:: Aim ::
Repeat each record exactly. Any picture gets left out.

:: Dataset content ::
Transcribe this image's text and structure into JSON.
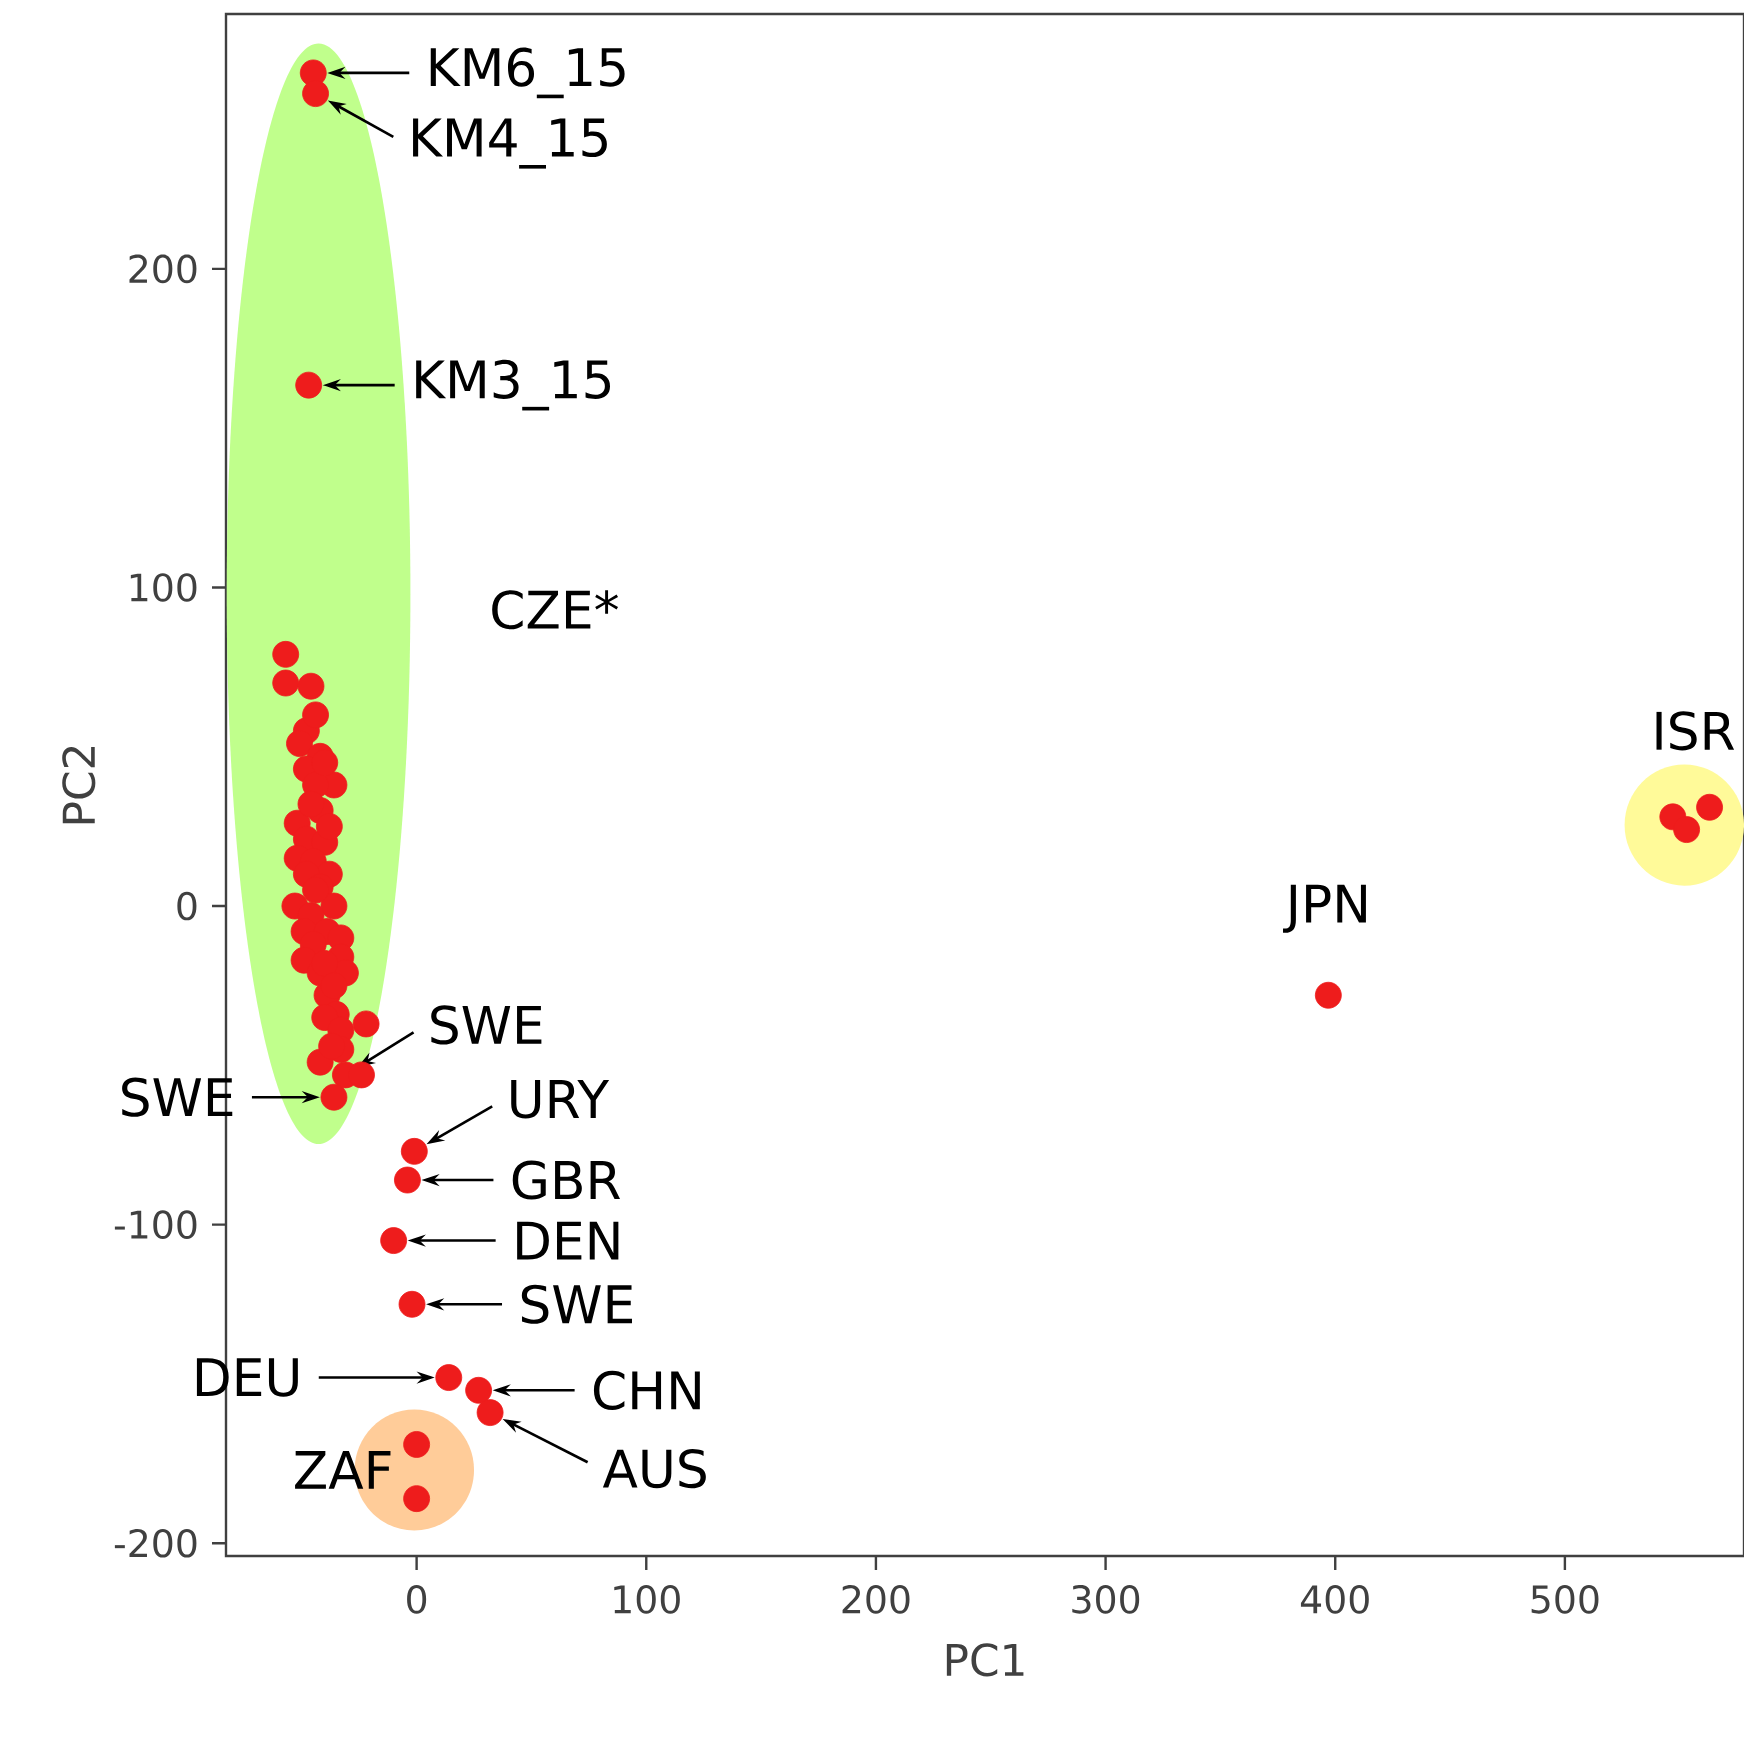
{
  "chart_data": {
    "type": "scatter",
    "xlabel": "PC1",
    "ylabel": "PC2",
    "xlim": [
      -83,
      578
    ],
    "ylim": [
      -204,
      280
    ],
    "xticks": [
      0,
      100,
      200,
      300,
      400,
      500
    ],
    "yticks": [
      -200,
      -100,
      0,
      100,
      200
    ],
    "grid": false,
    "marker": "circle",
    "color": "#ee1c1c",
    "x": [
      -45,
      -44,
      -47,
      -57,
      -57,
      -46,
      -48,
      -51,
      -42,
      -48,
      -36,
      -44,
      -42,
      -52,
      -48,
      -40,
      -52,
      -45,
      -38,
      -48,
      -42,
      -53,
      -36,
      -46,
      -49,
      -39,
      -33,
      -45,
      -33,
      -49,
      -42,
      -31,
      -39,
      -35,
      -40,
      -22,
      -33,
      -33,
      -42,
      -31,
      -24,
      -36,
      -44,
      -40,
      -46,
      -38,
      -44,
      -40,
      -36,
      -37,
      -1,
      -4,
      -10,
      -2,
      14,
      27,
      32,
      0,
      0,
      397,
      547,
      553,
      563
    ],
    "values": [
      261.5,
      255,
      163.5,
      79,
      70,
      69,
      55,
      51,
      47,
      43,
      38,
      38,
      30,
      26,
      21,
      20,
      15,
      14,
      10,
      10,
      6,
      0,
      0,
      -3,
      -8,
      -8,
      -10,
      -12,
      -16,
      -17,
      -21,
      -21,
      -28,
      -34,
      -35,
      -37,
      -39,
      -45,
      -49,
      -53,
      -53,
      -60,
      60,
      45,
      32,
      25,
      5,
      -18,
      -25,
      -44,
      -77,
      -86,
      -105,
      -125,
      -148,
      -152,
      -159,
      -169,
      -186,
      -28,
      28,
      24,
      31
    ],
    "annotations": [
      {
        "text": "KM6_15",
        "x": -45,
        "y": 261.5
      },
      {
        "text": "KM4_15",
        "x": -44,
        "y": 255
      },
      {
        "text": "KM3_15",
        "x": -47,
        "y": 163.5
      },
      "CZE*",
      {
        "text": "SWE",
        "x": -31,
        "y": -53
      },
      {
        "text": "SWE",
        "x": -36,
        "y": -60
      },
      {
        "text": "URY",
        "x": -1,
        "y": -77
      },
      {
        "text": "GBR",
        "x": -4,
        "y": -86
      },
      {
        "text": "DEN",
        "x": -10,
        "y": -105
      },
      {
        "text": "SWE",
        "x": -2,
        "y": -125
      },
      {
        "text": "DEU",
        "x": 14,
        "y": -148
      },
      {
        "text": "CHN",
        "x": 27,
        "y": -152
      },
      {
        "text": "AUS",
        "x": 32,
        "y": -159
      },
      "ZAF",
      {
        "text": "JPN",
        "x": 397,
        "y": -28
      },
      "ISR"
    ]
  }
}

:: Result of this exercise ::
Transcribe this image's text and structure into JSON.
{
  "chart_data": {
    "type": "scatter",
    "xlabel": "PC1",
    "ylabel": "PC2",
    "xlim": [
      -83,
      578
    ],
    "ylim": [
      -204,
      280
    ],
    "xticks": [
      0,
      100,
      200,
      300,
      400,
      500
    ],
    "yticks": [
      -200,
      -100,
      0,
      100,
      200
    ],
    "grid": false,
    "marker": "circle",
    "color": "#ee1c1c",
    "x": [
      -45,
      -44,
      -47,
      -57,
      -57,
      -46,
      -48,
      -51,
      -42,
      -48,
      -36,
      -44,
      -42,
      -52,
      -48,
      -40,
      -52,
      -45,
      -38,
      -48,
      -42,
      -53,
      -36,
      -46,
      -49,
      -39,
      -33,
      -45,
      -33,
      -49,
      -42,
      -31,
      -39,
      -35,
      -40,
      -22,
      -33,
      -33,
      -42,
      -31,
      -24,
      -36,
      -44,
      -40,
      -46,
      -38,
      -44,
      -40,
      -36,
      -37,
      -1,
      -4,
      -10,
      -2,
      14,
      27,
      32,
      0,
      0,
      397,
      547,
      553,
      563
    ],
    "values": [
      261.5,
      255,
      163.5,
      79,
      70,
      69,
      55,
      51,
      47,
      43,
      38,
      38,
      30,
      26,
      21,
      20,
      15,
      14,
      10,
      10,
      6,
      0,
      0,
      -3,
      -8,
      -8,
      -10,
      -12,
      -16,
      -17,
      -21,
      -21,
      -28,
      -34,
      -35,
      -37,
      -39,
      -45,
      -49,
      -53,
      -53,
      -60,
      60,
      45,
      32,
      25,
      5,
      -18,
      -25,
      -44,
      -77,
      -86,
      -105,
      -125,
      -148,
      -152,
      -159,
      -169,
      -186,
      -28,
      28,
      24,
      31
    ],
    "annotations": [
      {
        "text": "KM6_15",
        "x": -45,
        "y": 261.5
      },
      {
        "text": "KM4_15",
        "x": -44,
        "y": 255
      },
      {
        "text": "KM3_15",
        "x": -47,
        "y": 163.5
      },
      "CZE*",
      {
        "text": "SWE",
        "x": -31,
        "y": -53
      },
      {
        "text": "SWE",
        "x": -36,
        "y": -60
      },
      {
        "text": "URY",
        "x": -1,
        "y": -77
      },
      {
        "text": "GBR",
        "x": -4,
        "y": -86
      },
      {
        "text": "DEN",
        "x": -10,
        "y": -105
      },
      {
        "text": "SWE",
        "x": -2,
        "y": -125
      },
      {
        "text": "DEU",
        "x": 14,
        "y": -148
      },
      {
        "text": "CHN",
        "x": 27,
        "y": -152
      },
      {
        "text": "AUS",
        "x": 32,
        "y": -159
      },
      "ZAF",
      {
        "text": "JPN",
        "x": 397,
        "y": -28
      },
      "ISR"
    ]
  }
}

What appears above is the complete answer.